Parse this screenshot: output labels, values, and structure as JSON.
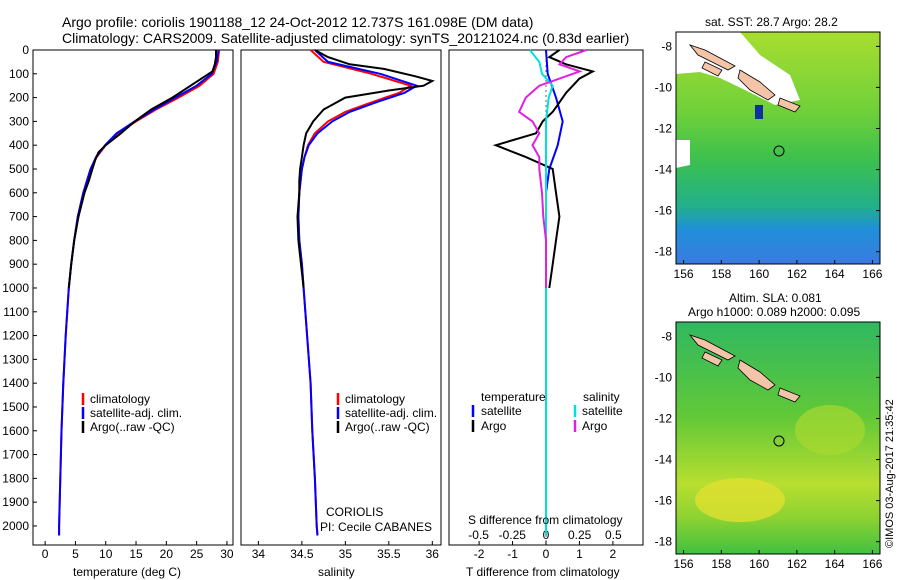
{
  "header": {
    "line1": "Argo profile: coriolis 1901188_12 24-Oct-2012 12.737S 161.098E (DM data)",
    "line2": "Climatology: CARS2009. Satellite-adjusted climatology: synTS_20121024.nc (0.83d earlier)"
  },
  "panels": {
    "temperature": {
      "xlabel": "temperature (deg C)",
      "xticks": [
        "0",
        "5",
        "10",
        "15",
        "20",
        "25",
        "30"
      ],
      "legend": [
        "climatology",
        "satellite-adj. clim.",
        "Argo(..raw -QC)"
      ]
    },
    "salinity": {
      "xlabel": "salinity",
      "xticks": [
        "34",
        "34.5",
        "35",
        "35.5",
        "36"
      ],
      "legend": [
        "climatology",
        "satellite-adj. clim.",
        "Argo(..raw -QC)"
      ],
      "institution": "CORIOLIS",
      "pi": "PI: Cecile CABANES"
    },
    "difference": {
      "xlabel_top": "S difference from climatology",
      "xlabel_bottom": "T difference from climatology",
      "s_ticks": [
        "-0.5",
        "-0.25",
        "0",
        "0.25",
        "0.5"
      ],
      "t_ticks": [
        "-2",
        "-1",
        "0",
        "1",
        "2"
      ],
      "legend_temp_head": "temperature",
      "legend_sal_head": "salinity",
      "legend_temp": [
        "satellite",
        "Argo"
      ],
      "legend_sal": [
        "satellite",
        "Argo"
      ]
    }
  },
  "depth_ticks": [
    "0",
    "100",
    "200",
    "300",
    "400",
    "500",
    "600",
    "700",
    "800",
    "900",
    "1000",
    "1100",
    "1200",
    "1300",
    "1400",
    "1500",
    "1600",
    "1700",
    "1800",
    "1900",
    "2000"
  ],
  "maps": {
    "sst_title": "sat. SST: 28.7 Argo: 28.2",
    "sla_title1": "Altim. SLA: 0.081",
    "sla_title2": "Argo h1000: 0.089 h2000: 0.095",
    "lat_ticks_top": [
      "-8",
      "-10",
      "-12",
      "-14",
      "-16",
      "-18"
    ],
    "lat_ticks_bottom": [
      "-8",
      "-10",
      "-12",
      "-14",
      "-16",
      "-18"
    ],
    "lon_ticks": [
      "156",
      "158",
      "160",
      "162",
      "164",
      "166"
    ]
  },
  "footer": {
    "credit": "©IMOS 03-Aug-2017 21:35:42"
  },
  "colors": {
    "climatology": "#ff0000",
    "satellite": "#0000ff",
    "argo": "#000000",
    "sat_sal": "#00e0e0",
    "argo_sal": "#e020e0"
  },
  "chart_data": [
    {
      "type": "line",
      "name": "temperature",
      "xlim": [
        -2,
        31
      ],
      "ylim": [
        2080,
        0
      ],
      "xlabel": "temperature (deg C)",
      "ylabel": "depth",
      "series": [
        {
          "name": "climatology",
          "depth": [
            0,
            50,
            100,
            150,
            200,
            250,
            300,
            350,
            400,
            450,
            500,
            600,
            700,
            800,
            900,
            1000,
            1200,
            1400,
            1600,
            1800,
            2000,
            2040
          ],
          "values": [
            28.7,
            28.5,
            27.8,
            25.5,
            22,
            18.3,
            15,
            12,
            10,
            8.5,
            7.5,
            6.3,
            5.4,
            4.8,
            4.3,
            3.9,
            3.4,
            3.0,
            2.7,
            2.5,
            2.3,
            2.3
          ]
        },
        {
          "name": "satellite-adj. clim.",
          "depth": [
            0,
            50,
            100,
            150,
            200,
            250,
            300,
            350,
            400,
            450,
            500,
            600,
            700,
            800,
            900,
            1000,
            1200,
            1400,
            1600,
            1800,
            2000,
            2040
          ],
          "values": [
            28.6,
            28.3,
            27.5,
            25.0,
            21.5,
            18.0,
            14.8,
            11.8,
            9.9,
            8.4,
            7.5,
            6.3,
            5.4,
            4.8,
            4.3,
            3.9,
            3.4,
            3.0,
            2.7,
            2.5,
            2.3,
            2.3
          ]
        },
        {
          "name": "Argo(..raw -QC)",
          "depth": [
            0,
            30,
            60,
            90,
            120,
            150,
            200,
            250,
            300,
            350,
            400,
            430,
            460,
            500,
            550,
            600,
            700,
            800,
            900,
            1000
          ],
          "values": [
            28.2,
            28.2,
            28.0,
            27.6,
            25.8,
            24.0,
            21.0,
            17.5,
            14.8,
            12.5,
            10.0,
            8.8,
            8.3,
            7.8,
            7.2,
            6.5,
            5.5,
            4.8,
            4.3,
            3.9
          ]
        }
      ]
    },
    {
      "type": "line",
      "name": "salinity",
      "xlim": [
        33.8,
        36.1
      ],
      "ylim": [
        2080,
        0
      ],
      "xlabel": "salinity",
      "ylabel": "depth",
      "series": [
        {
          "name": "climatology",
          "depth": [
            0,
            50,
            100,
            150,
            180,
            220,
            260,
            300,
            350,
            400,
            450,
            500,
            600,
            700,
            800,
            900,
            1000,
            1200,
            1400,
            1600,
            1800,
            2000,
            2040
          ],
          "values": [
            34.6,
            34.75,
            35.3,
            35.75,
            35.62,
            35.3,
            35.0,
            34.8,
            34.65,
            34.57,
            34.53,
            34.5,
            34.47,
            34.46,
            34.47,
            34.5,
            34.52,
            34.56,
            34.6,
            34.62,
            34.65,
            34.67,
            34.68
          ]
        },
        {
          "name": "satellite-adj. clim.",
          "depth": [
            0,
            50,
            100,
            150,
            180,
            220,
            260,
            300,
            350,
            400,
            450,
            500,
            600,
            700,
            800,
            900,
            1000,
            1200,
            1400,
            1600,
            1800,
            2000,
            2040
          ],
          "values": [
            34.65,
            34.8,
            35.4,
            35.82,
            35.68,
            35.35,
            35.05,
            34.85,
            34.68,
            34.58,
            34.53,
            34.5,
            34.47,
            34.46,
            34.47,
            34.5,
            34.52,
            34.56,
            34.6,
            34.62,
            34.65,
            34.67,
            34.68
          ]
        },
        {
          "name": "Argo(..raw -QC)",
          "depth": [
            0,
            30,
            60,
            80,
            110,
            130,
            150,
            170,
            200,
            250,
            300,
            350,
            400,
            450,
            500,
            550,
            600,
            700,
            800,
            900,
            1000
          ],
          "values": [
            34.65,
            34.8,
            35.05,
            35.45,
            35.8,
            36.0,
            35.9,
            35.5,
            35.0,
            34.75,
            34.63,
            34.55,
            34.52,
            34.5,
            34.48,
            34.47,
            34.47,
            34.45,
            34.46,
            34.49,
            34.52
          ]
        }
      ]
    },
    {
      "type": "line",
      "name": "difference from climatology",
      "t_xlim": [
        -2.9,
        2.9
      ],
      "s_xlim": [
        -0.72,
        0.72
      ],
      "ylim": [
        2080,
        0
      ],
      "series": [
        {
          "name": "temperature satellite",
          "axis": "T",
          "depth": [
            0,
            100,
            200,
            300,
            400,
            500,
            600,
            700,
            800,
            1000,
            2040
          ],
          "values": [
            0.0,
            0.05,
            0.3,
            0.5,
            0.35,
            0.1,
            0.0,
            0.0,
            0.0,
            0.0,
            0.0
          ]
        },
        {
          "name": "temperature Argo",
          "axis": "T",
          "depth": [
            0,
            30,
            60,
            90,
            120,
            150,
            180,
            220,
            260,
            300,
            350,
            400,
            450,
            500,
            600,
            700,
            800,
            900,
            1000
          ],
          "values": [
            0.4,
            0.1,
            0.6,
            1.4,
            1.0,
            0.8,
            0.6,
            0.4,
            0.2,
            -0.1,
            -0.3,
            -1.5,
            -0.6,
            0.2,
            0.3,
            0.4,
            0.3,
            0.2,
            0.1
          ]
        },
        {
          "name": "salinity satellite",
          "axis": "S",
          "depth": [
            0,
            50,
            100,
            150,
            200,
            300,
            400,
            500,
            700,
            1000,
            2040
          ],
          "values": [
            -0.12,
            -0.05,
            -0.03,
            0.05,
            0.02,
            0.0,
            0.0,
            0.0,
            0.0,
            0.0,
            0.0
          ]
        },
        {
          "name": "salinity Argo",
          "axis": "S",
          "depth": [
            0,
            30,
            60,
            90,
            120,
            150,
            200,
            260,
            300,
            350,
            400,
            450,
            500,
            600,
            700,
            800,
            1000
          ],
          "values": [
            0.3,
            0.15,
            0.1,
            0.25,
            0.1,
            -0.05,
            -0.15,
            -0.2,
            -0.1,
            -0.05,
            -0.1,
            -0.05,
            -0.05,
            -0.03,
            -0.02,
            0.0,
            0.0
          ]
        }
      ]
    }
  ]
}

* * * *

Goal ->
Which lines include "from"? Copy each of them out.

Expected output ->
      "xlabel_top": "S difference from climatology",
      "xlabel_bottom": "T difference from climatology",
      "name": "difference from climatology",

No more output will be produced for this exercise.